Begin

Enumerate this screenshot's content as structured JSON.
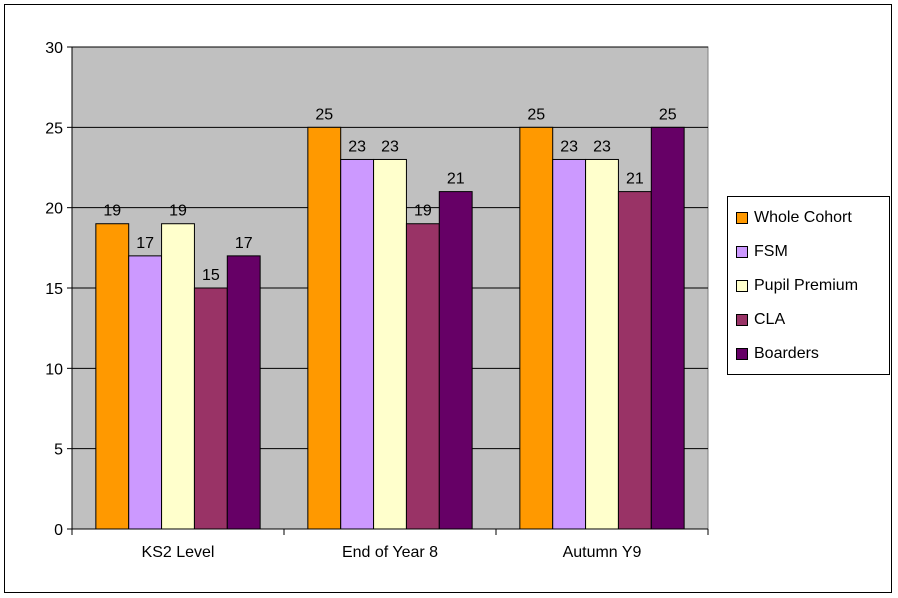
{
  "chart_data": {
    "type": "bar",
    "categories": [
      "KS2 Level",
      "End of Year 8",
      "Autumn Y9"
    ],
    "series": [
      {
        "name": "Whole Cohort",
        "values": [
          19,
          25,
          25
        ],
        "color": "#FF9900"
      },
      {
        "name": "FSM",
        "values": [
          17,
          23,
          23
        ],
        "color": "#CC99FF"
      },
      {
        "name": "Pupil Premium",
        "values": [
          19,
          23,
          23
        ],
        "color": "#FFFFCC"
      },
      {
        "name": "CLA",
        "values": [
          15,
          19,
          21
        ],
        "color": "#993366"
      },
      {
        "name": "Boarders",
        "values": [
          17,
          21,
          25
        ],
        "color": "#660066"
      }
    ],
    "yticks": [
      0,
      5,
      10,
      15,
      20,
      25,
      30
    ],
    "ylim": [
      0,
      30
    ],
    "title": "",
    "xlabel": "",
    "ylabel": "",
    "grid": true,
    "plot_background": "#C0C0C0",
    "data_labels": true,
    "legend_position": "right"
  }
}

End

Problem - Pull out all lines from the entries above in which the word "name" appears.

Exercise response -
        "name": "Whole Cohort",
        "name": "FSM",
        "name": "Pupil Premium",
        "name": "CLA",
        "name": "Boarders",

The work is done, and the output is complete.